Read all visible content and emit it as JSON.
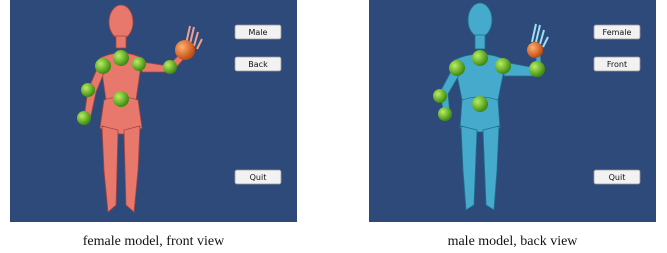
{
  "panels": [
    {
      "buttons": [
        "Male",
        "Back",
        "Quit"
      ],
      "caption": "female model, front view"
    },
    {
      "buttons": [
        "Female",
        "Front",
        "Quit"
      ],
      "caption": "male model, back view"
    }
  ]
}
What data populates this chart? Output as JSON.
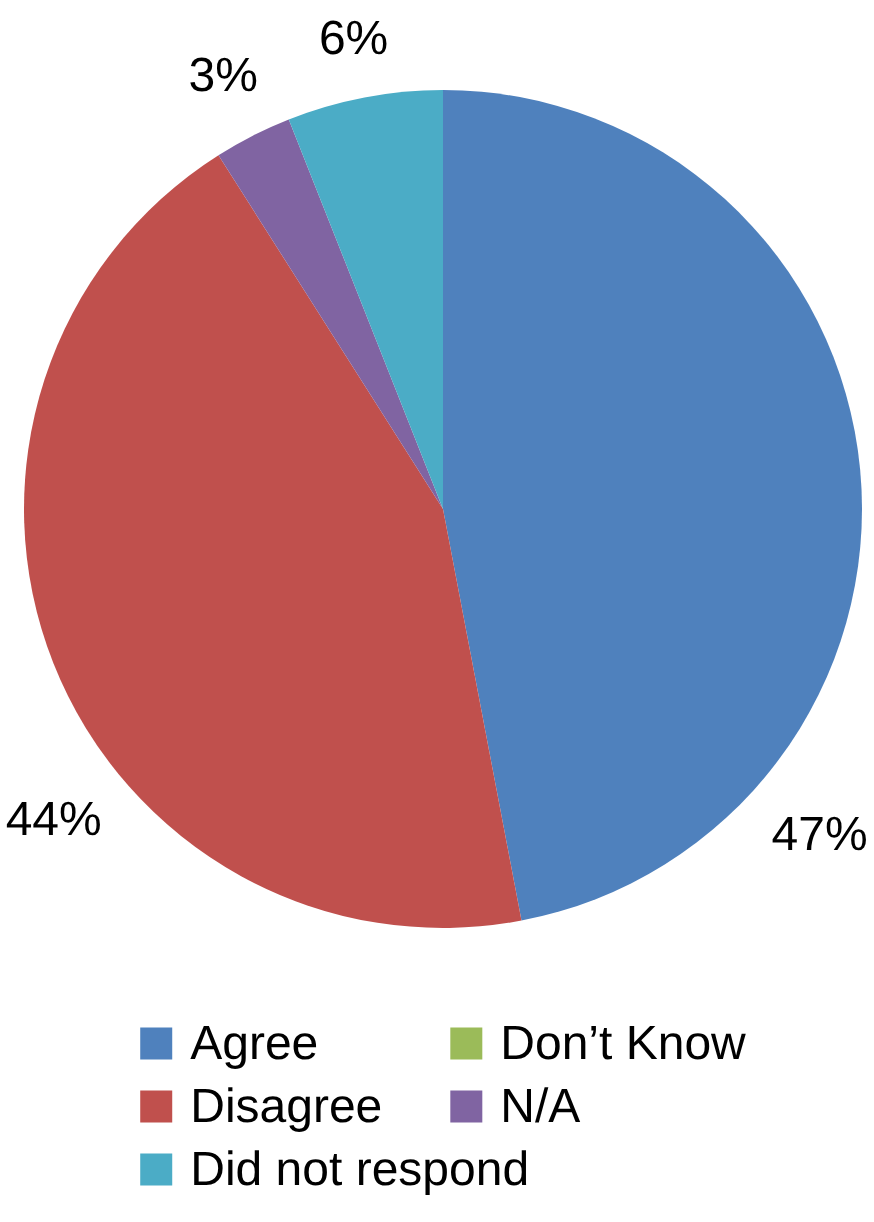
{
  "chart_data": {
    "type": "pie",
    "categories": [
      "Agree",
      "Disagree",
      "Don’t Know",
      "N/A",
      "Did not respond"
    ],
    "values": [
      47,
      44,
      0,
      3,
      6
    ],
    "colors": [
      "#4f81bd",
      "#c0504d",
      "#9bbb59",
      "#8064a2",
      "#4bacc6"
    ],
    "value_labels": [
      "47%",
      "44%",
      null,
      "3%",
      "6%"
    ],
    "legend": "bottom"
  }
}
• • •
- **Goal**: Please set down each line of the data above exactly as written, without the pictures.

- **Solution to the problem**:
Read all visible content and emit it as JSON.
{
  "panels": [
    {
      "buttons": [
        "Male",
        "Back",
        "Quit"
      ],
      "caption": "female model, front view"
    },
    {
      "buttons": [
        "Female",
        "Front",
        "Quit"
      ],
      "caption": "male model, back view"
    }
  ]
}
What data populates this chart? Output as JSON.
{
  "chart_data": {
    "type": "pie",
    "categories": [
      "Agree",
      "Disagree",
      "Don’t Know",
      "N/A",
      "Did not respond"
    ],
    "values": [
      47,
      44,
      0,
      3,
      6
    ],
    "colors": [
      "#4f81bd",
      "#c0504d",
      "#9bbb59",
      "#8064a2",
      "#4bacc6"
    ],
    "value_labels": [
      "47%",
      "44%",
      null,
      "3%",
      "6%"
    ],
    "legend": "bottom"
  }
}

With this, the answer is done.